### [To be done]
Write out each line from the data below that includes the word "name".

* START Data supplied *

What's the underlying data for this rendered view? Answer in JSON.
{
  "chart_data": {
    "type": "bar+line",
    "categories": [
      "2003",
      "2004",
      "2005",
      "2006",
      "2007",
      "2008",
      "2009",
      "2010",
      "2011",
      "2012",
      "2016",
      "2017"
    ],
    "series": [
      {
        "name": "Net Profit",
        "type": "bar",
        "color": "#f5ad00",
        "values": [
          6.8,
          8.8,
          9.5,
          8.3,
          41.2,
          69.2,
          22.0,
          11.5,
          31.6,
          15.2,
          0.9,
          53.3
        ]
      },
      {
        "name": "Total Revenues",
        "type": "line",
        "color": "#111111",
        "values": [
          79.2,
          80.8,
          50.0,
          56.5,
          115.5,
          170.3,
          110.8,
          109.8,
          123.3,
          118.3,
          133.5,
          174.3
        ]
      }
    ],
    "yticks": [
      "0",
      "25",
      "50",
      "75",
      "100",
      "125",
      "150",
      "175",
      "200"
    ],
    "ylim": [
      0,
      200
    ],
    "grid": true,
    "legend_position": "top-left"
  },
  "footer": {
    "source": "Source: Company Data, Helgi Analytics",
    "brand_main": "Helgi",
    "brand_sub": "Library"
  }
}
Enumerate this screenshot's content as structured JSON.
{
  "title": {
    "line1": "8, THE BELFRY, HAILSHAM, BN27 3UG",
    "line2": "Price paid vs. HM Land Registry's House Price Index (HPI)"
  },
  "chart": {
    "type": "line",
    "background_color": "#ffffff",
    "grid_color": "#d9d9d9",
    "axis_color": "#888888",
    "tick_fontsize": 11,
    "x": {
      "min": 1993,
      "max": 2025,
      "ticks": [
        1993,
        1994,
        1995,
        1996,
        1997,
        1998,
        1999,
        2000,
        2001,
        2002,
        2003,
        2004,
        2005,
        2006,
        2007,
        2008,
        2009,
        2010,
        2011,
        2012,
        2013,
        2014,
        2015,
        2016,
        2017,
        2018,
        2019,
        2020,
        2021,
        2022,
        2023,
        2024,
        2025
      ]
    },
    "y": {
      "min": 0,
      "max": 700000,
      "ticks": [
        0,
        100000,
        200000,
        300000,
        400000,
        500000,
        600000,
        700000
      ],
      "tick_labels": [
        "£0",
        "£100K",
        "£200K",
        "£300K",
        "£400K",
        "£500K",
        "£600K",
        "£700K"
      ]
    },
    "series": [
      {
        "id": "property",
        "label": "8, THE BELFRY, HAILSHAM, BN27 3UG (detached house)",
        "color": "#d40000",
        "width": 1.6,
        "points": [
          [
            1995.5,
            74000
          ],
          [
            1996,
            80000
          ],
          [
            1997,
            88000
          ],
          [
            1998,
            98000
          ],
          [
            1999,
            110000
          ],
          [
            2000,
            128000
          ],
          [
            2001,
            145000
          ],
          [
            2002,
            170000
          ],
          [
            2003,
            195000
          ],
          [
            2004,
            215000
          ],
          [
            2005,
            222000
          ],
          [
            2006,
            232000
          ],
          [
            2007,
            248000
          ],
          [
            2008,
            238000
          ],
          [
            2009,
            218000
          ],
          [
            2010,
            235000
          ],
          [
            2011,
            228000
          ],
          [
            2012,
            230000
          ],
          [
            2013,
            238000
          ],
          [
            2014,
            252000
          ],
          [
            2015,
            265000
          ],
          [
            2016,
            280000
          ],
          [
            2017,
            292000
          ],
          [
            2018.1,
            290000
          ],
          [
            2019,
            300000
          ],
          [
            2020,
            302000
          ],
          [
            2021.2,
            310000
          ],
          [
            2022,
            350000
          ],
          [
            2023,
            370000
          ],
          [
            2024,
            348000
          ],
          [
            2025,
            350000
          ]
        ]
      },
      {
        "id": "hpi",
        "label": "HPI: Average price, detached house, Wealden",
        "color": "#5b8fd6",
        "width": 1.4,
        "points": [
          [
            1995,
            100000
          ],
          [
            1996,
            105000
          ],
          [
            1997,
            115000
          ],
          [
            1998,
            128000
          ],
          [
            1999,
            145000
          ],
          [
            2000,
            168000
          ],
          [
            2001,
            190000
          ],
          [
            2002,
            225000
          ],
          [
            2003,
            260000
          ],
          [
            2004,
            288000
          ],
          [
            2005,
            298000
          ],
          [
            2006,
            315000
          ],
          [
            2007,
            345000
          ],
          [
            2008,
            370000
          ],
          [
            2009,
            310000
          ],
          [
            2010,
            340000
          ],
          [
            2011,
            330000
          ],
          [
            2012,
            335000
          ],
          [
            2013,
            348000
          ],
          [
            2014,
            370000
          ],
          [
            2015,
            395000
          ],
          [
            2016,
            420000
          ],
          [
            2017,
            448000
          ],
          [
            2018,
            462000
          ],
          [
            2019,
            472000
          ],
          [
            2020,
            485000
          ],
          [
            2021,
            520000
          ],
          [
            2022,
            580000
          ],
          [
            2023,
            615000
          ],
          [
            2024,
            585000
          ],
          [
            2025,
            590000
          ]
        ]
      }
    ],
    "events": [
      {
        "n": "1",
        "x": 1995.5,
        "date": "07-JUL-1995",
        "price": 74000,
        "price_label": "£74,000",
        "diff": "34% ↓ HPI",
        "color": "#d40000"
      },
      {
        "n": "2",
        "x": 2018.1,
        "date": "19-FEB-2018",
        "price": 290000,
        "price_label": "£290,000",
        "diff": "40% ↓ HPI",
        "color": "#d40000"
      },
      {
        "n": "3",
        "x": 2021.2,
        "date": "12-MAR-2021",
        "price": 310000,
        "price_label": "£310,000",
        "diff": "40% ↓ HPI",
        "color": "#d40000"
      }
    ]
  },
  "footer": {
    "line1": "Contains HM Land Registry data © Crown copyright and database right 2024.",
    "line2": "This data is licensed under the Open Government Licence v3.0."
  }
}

* END Data supplied *

### [Finished answer]
        "name": "Net Profit",
        "name": "Total Revenues",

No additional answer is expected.